- DATA EXCERPTS -
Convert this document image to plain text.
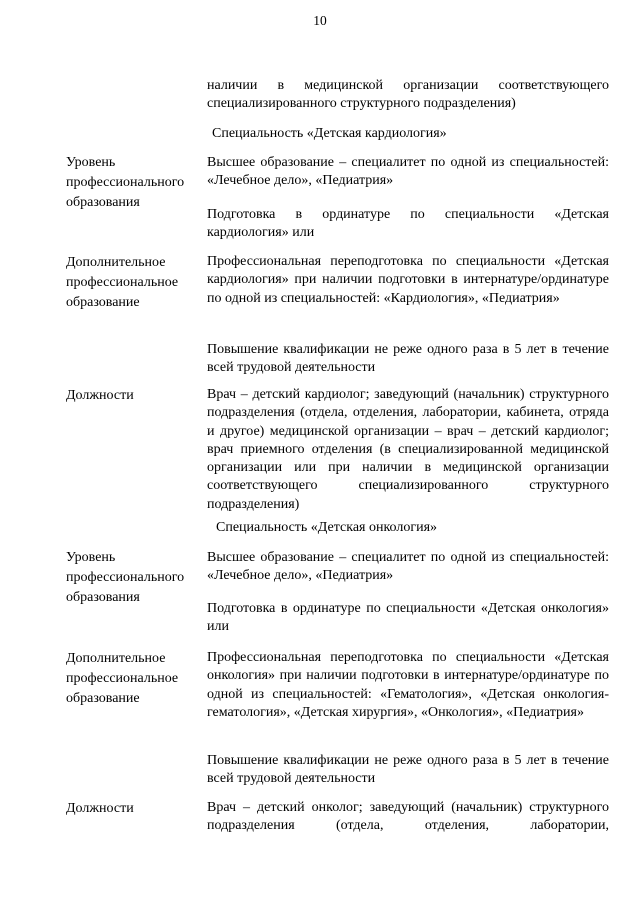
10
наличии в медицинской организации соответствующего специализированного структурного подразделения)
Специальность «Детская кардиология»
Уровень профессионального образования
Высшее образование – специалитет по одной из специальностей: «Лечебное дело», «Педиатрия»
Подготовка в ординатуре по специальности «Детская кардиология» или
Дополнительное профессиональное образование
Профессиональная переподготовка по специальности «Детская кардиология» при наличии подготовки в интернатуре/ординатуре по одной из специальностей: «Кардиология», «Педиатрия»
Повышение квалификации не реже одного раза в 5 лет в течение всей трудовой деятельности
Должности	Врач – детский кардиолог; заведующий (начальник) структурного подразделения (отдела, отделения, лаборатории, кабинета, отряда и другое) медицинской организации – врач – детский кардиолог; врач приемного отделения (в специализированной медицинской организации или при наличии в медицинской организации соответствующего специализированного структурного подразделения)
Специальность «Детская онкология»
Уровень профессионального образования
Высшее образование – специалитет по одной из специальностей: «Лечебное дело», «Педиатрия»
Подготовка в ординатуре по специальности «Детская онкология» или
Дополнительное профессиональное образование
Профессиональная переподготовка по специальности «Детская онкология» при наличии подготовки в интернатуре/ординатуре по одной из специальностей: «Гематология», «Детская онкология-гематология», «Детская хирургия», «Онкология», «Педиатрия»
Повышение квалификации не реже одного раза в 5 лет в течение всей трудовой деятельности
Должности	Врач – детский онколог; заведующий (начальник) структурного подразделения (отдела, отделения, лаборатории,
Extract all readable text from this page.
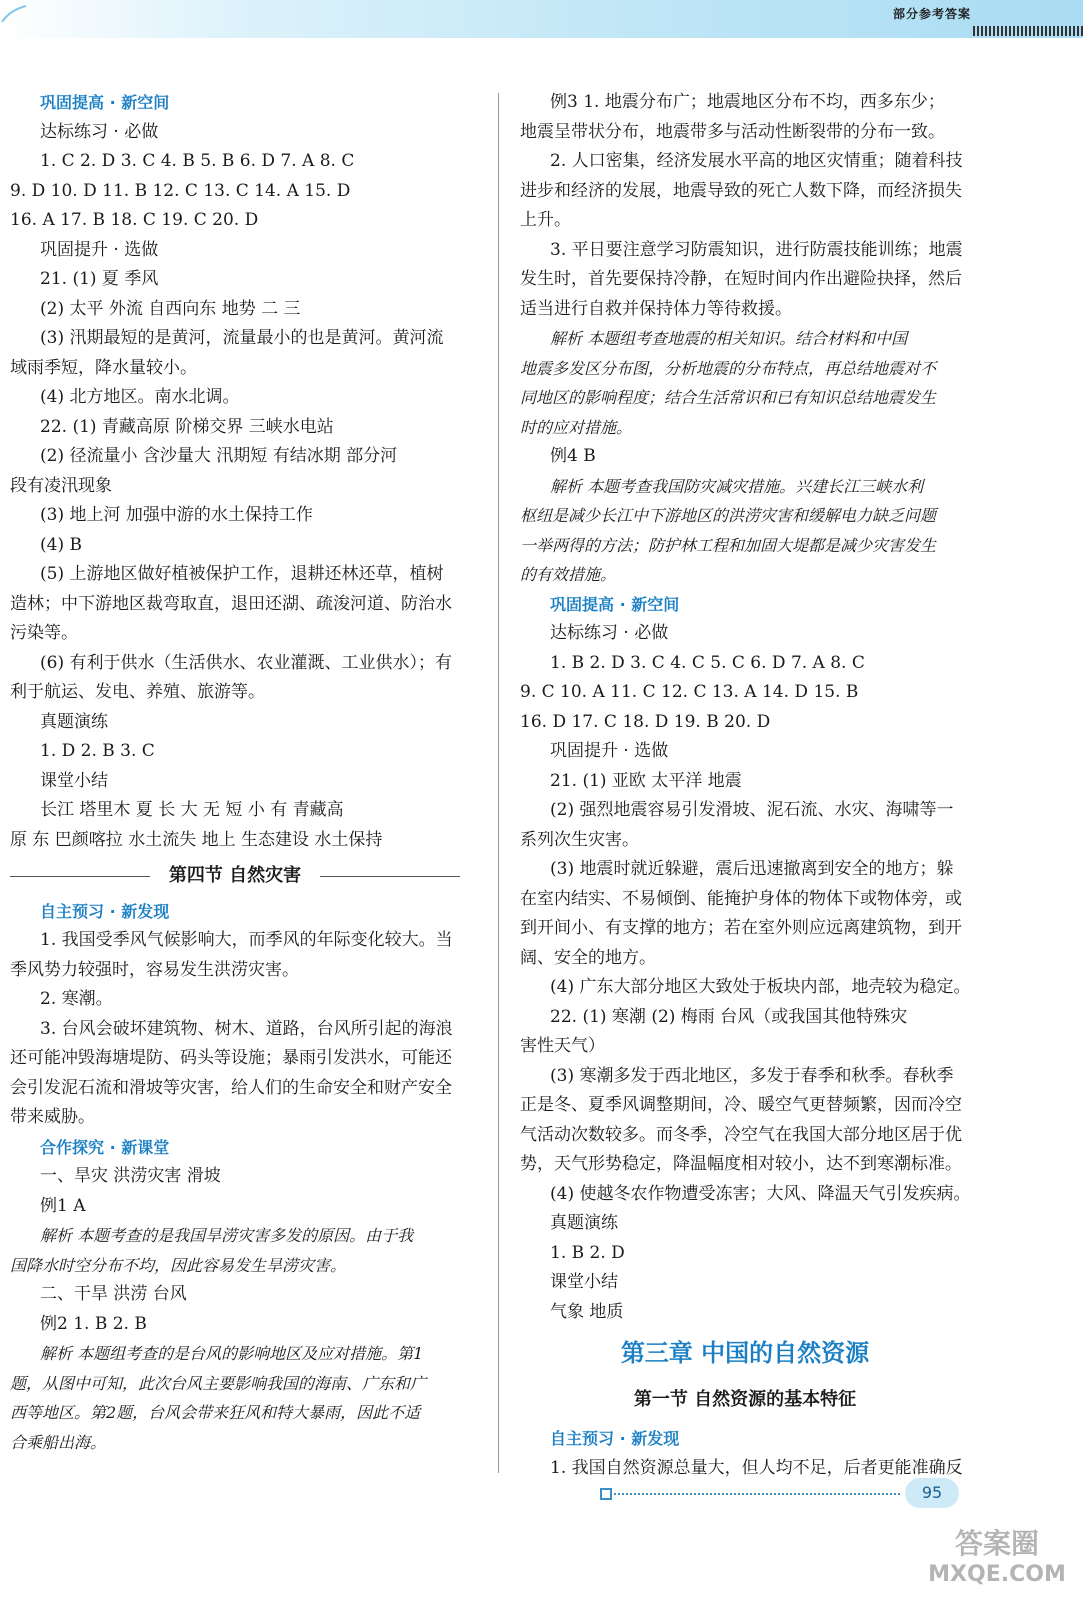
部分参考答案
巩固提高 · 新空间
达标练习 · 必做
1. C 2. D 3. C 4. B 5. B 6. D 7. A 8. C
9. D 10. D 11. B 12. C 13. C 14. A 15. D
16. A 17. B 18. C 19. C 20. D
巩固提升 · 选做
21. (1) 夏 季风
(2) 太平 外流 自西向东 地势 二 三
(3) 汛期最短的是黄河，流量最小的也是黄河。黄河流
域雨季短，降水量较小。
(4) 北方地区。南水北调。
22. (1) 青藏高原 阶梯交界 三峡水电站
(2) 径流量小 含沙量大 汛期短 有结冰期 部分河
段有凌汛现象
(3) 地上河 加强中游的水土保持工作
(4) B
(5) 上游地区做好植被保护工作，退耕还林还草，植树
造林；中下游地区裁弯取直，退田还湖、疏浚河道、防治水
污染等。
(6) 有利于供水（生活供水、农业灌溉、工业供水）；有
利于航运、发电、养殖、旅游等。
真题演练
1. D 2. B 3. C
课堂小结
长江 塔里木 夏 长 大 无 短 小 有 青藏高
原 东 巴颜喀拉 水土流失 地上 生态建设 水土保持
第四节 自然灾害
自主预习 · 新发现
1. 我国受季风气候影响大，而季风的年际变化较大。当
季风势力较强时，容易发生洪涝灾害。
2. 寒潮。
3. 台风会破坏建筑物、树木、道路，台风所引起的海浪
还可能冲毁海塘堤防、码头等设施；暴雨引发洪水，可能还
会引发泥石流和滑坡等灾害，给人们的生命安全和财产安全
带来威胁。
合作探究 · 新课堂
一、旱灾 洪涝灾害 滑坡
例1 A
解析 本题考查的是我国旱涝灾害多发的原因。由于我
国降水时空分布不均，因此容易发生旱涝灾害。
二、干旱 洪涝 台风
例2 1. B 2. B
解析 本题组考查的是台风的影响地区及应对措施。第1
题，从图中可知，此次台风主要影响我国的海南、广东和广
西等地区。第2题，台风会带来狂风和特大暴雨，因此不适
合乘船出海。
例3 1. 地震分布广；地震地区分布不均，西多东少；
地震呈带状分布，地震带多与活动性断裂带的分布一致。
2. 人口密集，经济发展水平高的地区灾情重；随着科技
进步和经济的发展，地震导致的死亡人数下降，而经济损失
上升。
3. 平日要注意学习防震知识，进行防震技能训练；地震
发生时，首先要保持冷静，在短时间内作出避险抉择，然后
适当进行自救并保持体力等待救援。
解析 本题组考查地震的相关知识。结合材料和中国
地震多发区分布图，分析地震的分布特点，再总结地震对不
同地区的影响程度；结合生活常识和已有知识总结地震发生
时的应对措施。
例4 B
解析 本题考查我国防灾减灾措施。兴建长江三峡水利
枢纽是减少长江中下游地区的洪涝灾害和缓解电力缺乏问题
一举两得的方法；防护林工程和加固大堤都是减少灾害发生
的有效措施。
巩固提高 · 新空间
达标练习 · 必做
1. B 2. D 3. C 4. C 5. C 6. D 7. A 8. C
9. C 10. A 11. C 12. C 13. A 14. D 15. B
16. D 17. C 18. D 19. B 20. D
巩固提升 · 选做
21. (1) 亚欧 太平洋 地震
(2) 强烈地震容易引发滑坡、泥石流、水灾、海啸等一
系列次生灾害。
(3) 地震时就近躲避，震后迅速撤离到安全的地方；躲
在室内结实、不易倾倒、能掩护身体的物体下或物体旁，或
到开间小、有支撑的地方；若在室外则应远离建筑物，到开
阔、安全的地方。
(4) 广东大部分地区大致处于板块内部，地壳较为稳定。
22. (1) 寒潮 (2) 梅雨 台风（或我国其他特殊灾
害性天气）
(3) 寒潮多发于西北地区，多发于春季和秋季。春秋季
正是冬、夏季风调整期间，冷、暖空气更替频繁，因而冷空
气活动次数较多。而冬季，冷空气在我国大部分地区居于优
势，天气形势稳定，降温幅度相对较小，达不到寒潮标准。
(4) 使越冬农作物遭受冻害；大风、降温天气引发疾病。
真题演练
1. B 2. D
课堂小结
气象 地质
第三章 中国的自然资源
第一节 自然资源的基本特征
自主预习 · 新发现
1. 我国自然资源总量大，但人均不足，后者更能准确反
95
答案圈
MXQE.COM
...
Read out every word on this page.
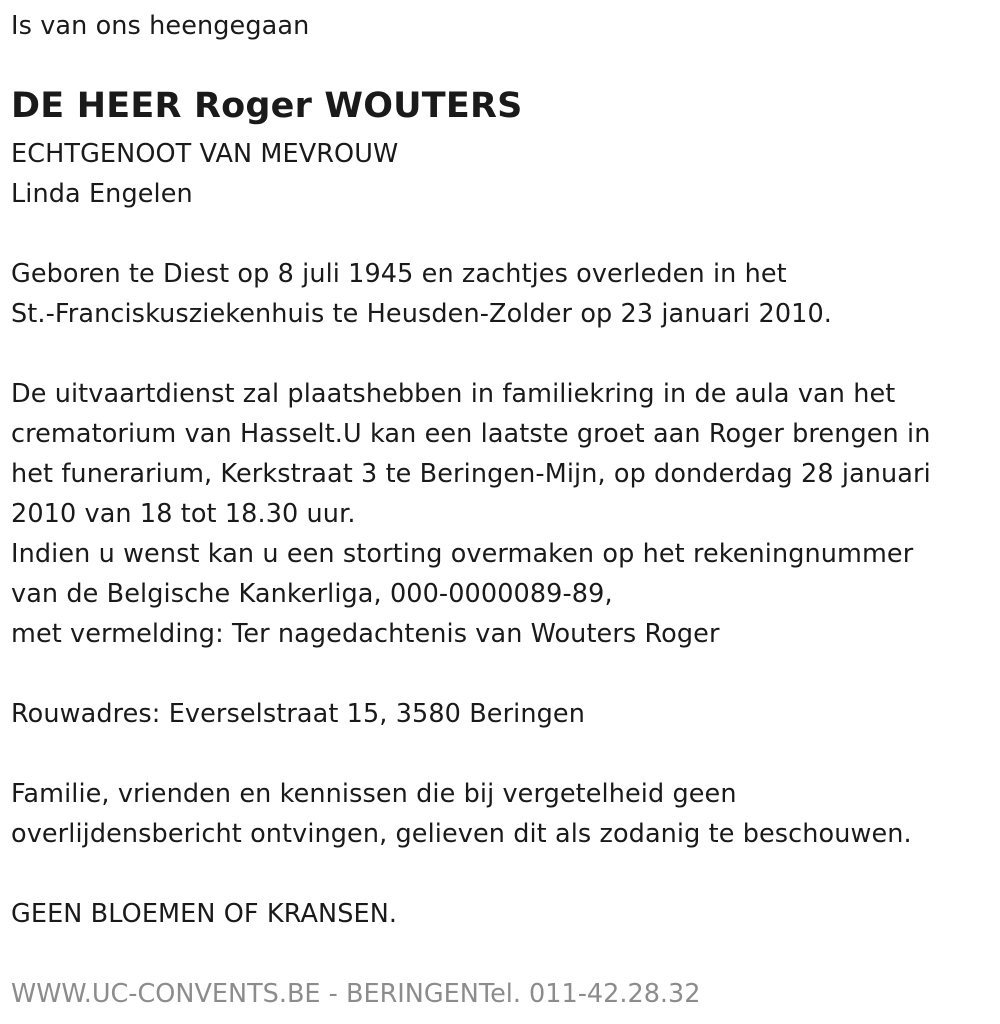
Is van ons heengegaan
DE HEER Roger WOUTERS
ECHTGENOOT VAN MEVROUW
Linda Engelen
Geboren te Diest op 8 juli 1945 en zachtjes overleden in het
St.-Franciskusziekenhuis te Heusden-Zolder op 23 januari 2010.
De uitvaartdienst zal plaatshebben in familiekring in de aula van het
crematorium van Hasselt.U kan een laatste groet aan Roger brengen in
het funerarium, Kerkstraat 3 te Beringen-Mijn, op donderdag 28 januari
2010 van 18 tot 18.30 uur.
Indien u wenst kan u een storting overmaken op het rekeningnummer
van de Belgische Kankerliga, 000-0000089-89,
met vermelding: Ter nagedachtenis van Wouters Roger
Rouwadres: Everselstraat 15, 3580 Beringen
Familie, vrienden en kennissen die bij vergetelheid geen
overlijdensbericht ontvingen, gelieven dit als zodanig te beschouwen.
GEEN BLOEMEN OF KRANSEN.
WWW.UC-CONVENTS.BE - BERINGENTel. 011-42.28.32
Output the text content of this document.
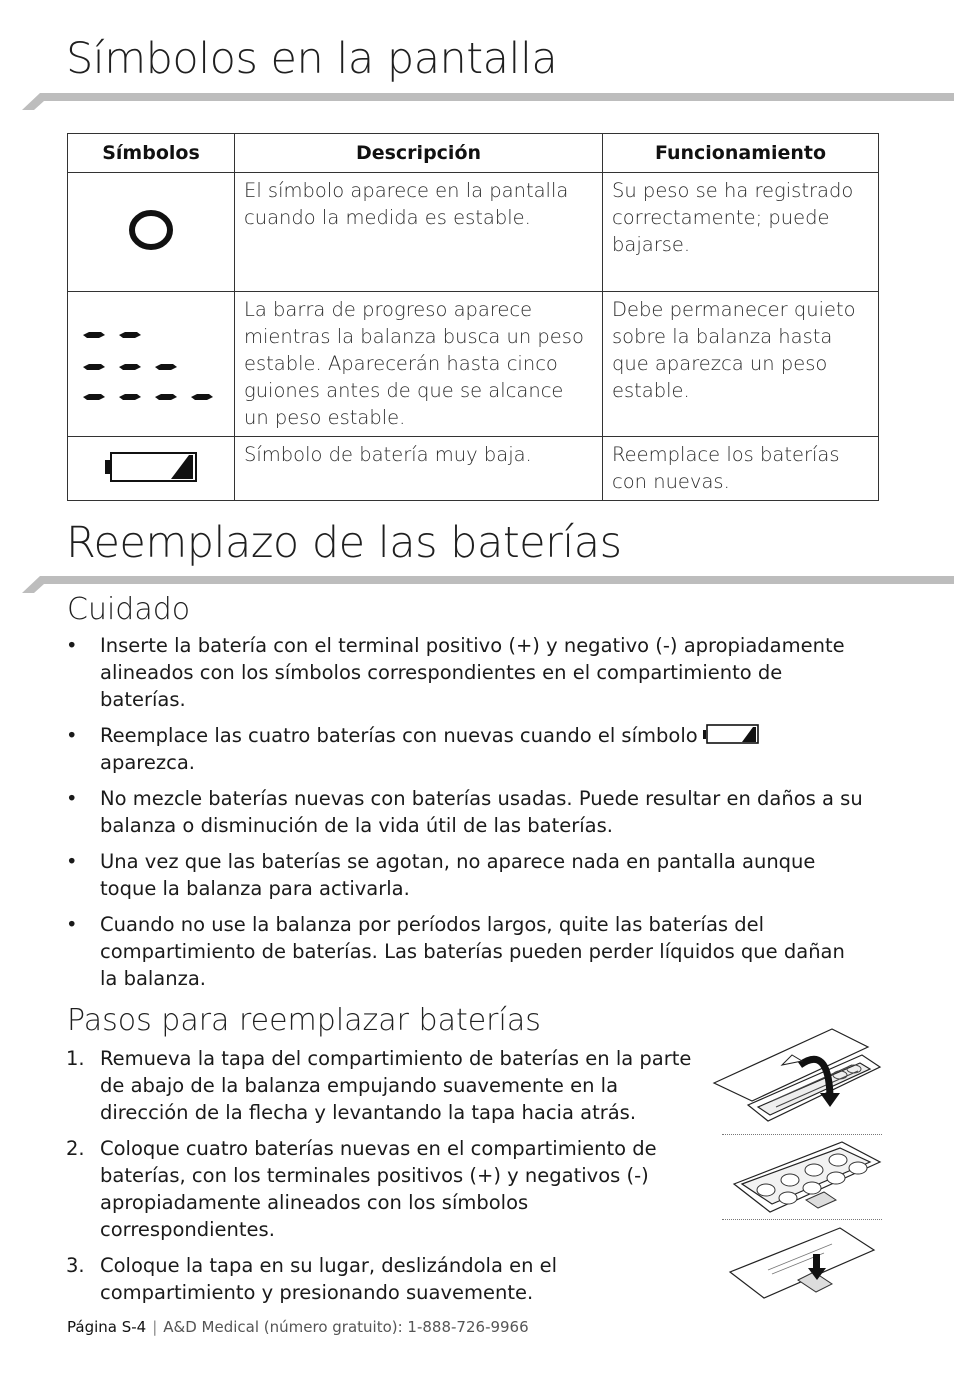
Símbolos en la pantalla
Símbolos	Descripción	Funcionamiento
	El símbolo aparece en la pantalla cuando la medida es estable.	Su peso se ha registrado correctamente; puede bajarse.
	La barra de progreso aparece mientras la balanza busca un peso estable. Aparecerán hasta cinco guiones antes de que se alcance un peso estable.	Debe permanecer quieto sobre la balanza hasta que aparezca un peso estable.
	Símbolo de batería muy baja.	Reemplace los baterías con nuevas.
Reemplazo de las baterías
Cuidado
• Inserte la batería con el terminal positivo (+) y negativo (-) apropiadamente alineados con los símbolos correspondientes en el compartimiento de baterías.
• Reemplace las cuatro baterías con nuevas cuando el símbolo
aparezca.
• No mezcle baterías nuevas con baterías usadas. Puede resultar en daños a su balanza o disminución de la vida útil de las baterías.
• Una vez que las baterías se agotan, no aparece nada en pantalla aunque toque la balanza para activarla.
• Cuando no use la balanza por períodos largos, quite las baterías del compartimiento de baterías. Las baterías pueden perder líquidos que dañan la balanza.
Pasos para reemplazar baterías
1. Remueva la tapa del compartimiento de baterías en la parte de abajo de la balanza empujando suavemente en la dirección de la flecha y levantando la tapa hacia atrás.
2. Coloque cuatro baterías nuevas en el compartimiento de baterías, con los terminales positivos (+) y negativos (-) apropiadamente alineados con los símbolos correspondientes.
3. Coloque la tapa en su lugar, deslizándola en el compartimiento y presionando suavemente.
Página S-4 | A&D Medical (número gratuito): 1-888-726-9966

- EXERCISE DETAILS -
From the entries above, copy every line where the word "лаборатории" shows up.

- RESPONSE BELOW -
Должности	Врач – детский кардиолог; заведующий (начальник) структурного подразделения (отдела, отделения, лаборатории, кабинета, отряда и другое) медицинской организации – врач – детский кардиолог; врач приемного отделения (в специализированной медицинской организации или при наличии в медицинской организации соответствующего специализированного структурного подразделения)
Должности	Врач – детский онколог; заведующий (начальник) структурного подразделения (отдела, отделения, лаборатории,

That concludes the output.